[Recorded data]
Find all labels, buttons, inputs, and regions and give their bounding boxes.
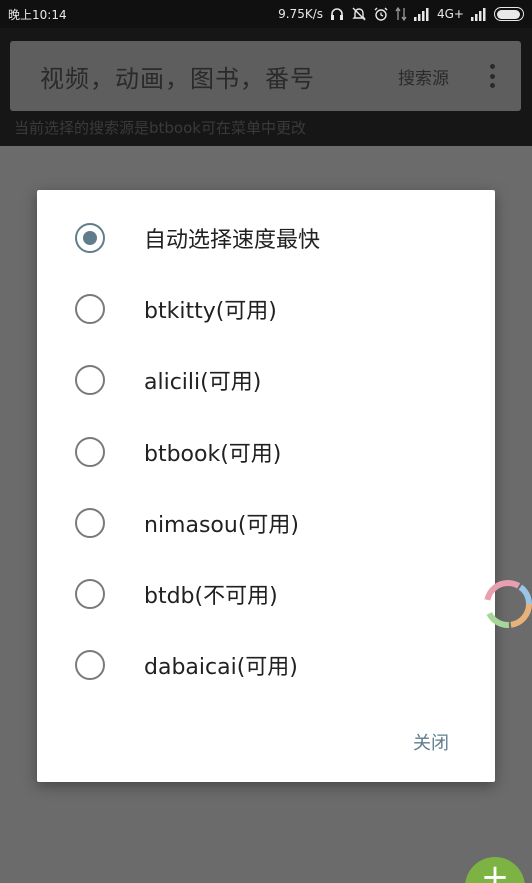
option-label: btkitty(可用) — [144, 298, 277, 324]
plus-icon: + — [480, 857, 510, 883]
source-hint: 当前选择的搜索源是btbook可在菜单中更改 — [14, 119, 306, 137]
source-option-btkitty[interactable]: btkitty(可用) — [37, 273, 495, 344]
source-option-alicili[interactable]: alicili(可用) — [37, 345, 495, 416]
search-source-dialog: 自动选择速度最快 btkitty(可用) alicili(可用) btbook(… — [37, 190, 495, 782]
source-option-auto[interactable]: 自动选择速度最快 — [37, 202, 495, 273]
search-input[interactable]: 视频，动画，图书，番号 — [40, 41, 315, 111]
battery-icon — [494, 7, 524, 21]
source-option-dabaicai[interactable]: dabaicai(可用) — [37, 630, 495, 701]
status-time: 晚上10:14 — [8, 7, 67, 22]
option-label: nimasou(可用) — [144, 512, 299, 538]
radio-button[interactable] — [75, 365, 105, 396]
alarm-clock-icon — [373, 6, 389, 22]
network-type: 4G+ — [437, 7, 464, 21]
source-option-btbook[interactable]: btbook(可用) — [37, 416, 495, 487]
headphones-icon — [329, 6, 345, 22]
radio-button[interactable] — [75, 436, 105, 467]
option-label: btbook(可用) — [144, 441, 282, 467]
signal-icon — [413, 6, 431, 22]
source-option-btdb[interactable]: btdb(不可用) — [37, 558, 495, 629]
option-label: btdb(不可用) — [144, 584, 278, 610]
search-source-button[interactable]: 搜索源 — [398, 41, 449, 111]
more-vert-icon[interactable] — [480, 61, 504, 91]
close-button[interactable]: 关闭 — [393, 720, 469, 764]
data-transfer-icon — [395, 6, 407, 22]
radio-button[interactable] — [75, 507, 105, 538]
option-label: alicili(可用) — [144, 370, 262, 396]
search-box[interactable]: 视频，动画，图书，番号 搜索源 — [10, 41, 521, 111]
app-bar: 视频，动画，图书，番号 搜索源 当前选择的搜索源是btbook可在菜单中更改 — [0, 28, 532, 146]
option-label: dabaicai(可用) — [144, 655, 298, 681]
radio-button[interactable] — [75, 222, 105, 253]
loading-spinner-icon — [480, 576, 532, 632]
signal-icon-2 — [470, 6, 488, 22]
radio-button[interactable] — [75, 579, 105, 610]
radio-button[interactable] — [75, 650, 105, 681]
alarm-off-icon — [351, 6, 367, 22]
option-label: 自动选择速度最快 — [144, 227, 321, 253]
add-fab-button[interactable]: + — [465, 857, 525, 883]
status-net-speed: 9.75K/s — [278, 7, 323, 21]
source-options-list: 自动选择速度最快 btkitty(可用) alicili(可用) btbook(… — [37, 202, 495, 701]
radio-button[interactable] — [75, 293, 105, 324]
status-bar: 晚上10:14 9.75K/s 4G+ — [0, 0, 532, 28]
battery-fill — [496, 9, 521, 19]
source-option-nimasou[interactable]: nimasou(可用) — [37, 487, 495, 558]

▸ **What you will do**
Convert the entries from the line containing "option-label: btkitty(可用) —" through the line containing "source-option-btbook[interactable]: btbook(可用) —" into a JSON list of strings, with one string per line and blank lines left out.

▸ **Result below**
[
  "option-label: btkitty(可用) — [144, 298, 277, 324]",
  "plus-icon: + — [480, 857, 510, 883]",
  "source-hint: 当前选择的搜索源是btbook可在菜单中更改 — [14, 119, 306, 137]",
  "source-option-btkitty[interactable]: btkitty(可用) — [37, 273, 495, 344]",
  "source-option-alicili[interactable]: alicili(可用) — [37, 345, 495, 416]",
  "search-source-dialog: 自动选择速度最快 btkitty(可用) alicili(可用) btbook(… — [37, 190, 495, 782]",
  "source-option-auto[interactable]: 自动选择速度最快 — [37, 202, 495, 273]",
  "search-input[interactable]: 视频，动画，图书，番号 — [40, 41, 315, 111]",
  "battery-icon — [494, 7, 524, 21]",
  "source-option-dabaicai[interactable]: dabaicai(可用) — [37, 630, 495, 701]",
  "status-time: 晚上10:14 — [8, 7, 67, 22]",
  "option-label: nimasou(可用) — [144, 512, 299, 538]",
  "radio-button[interactable] — [75, 365, 105, 396]",
  "alarm-clock-icon — [373, 6, 389, 22]",
  "network-type: 4G+ — [437, 7, 464, 21]",
  "source-option-btbook[interactable]: btbook(可用) — [37, 416, 495, 487]"
]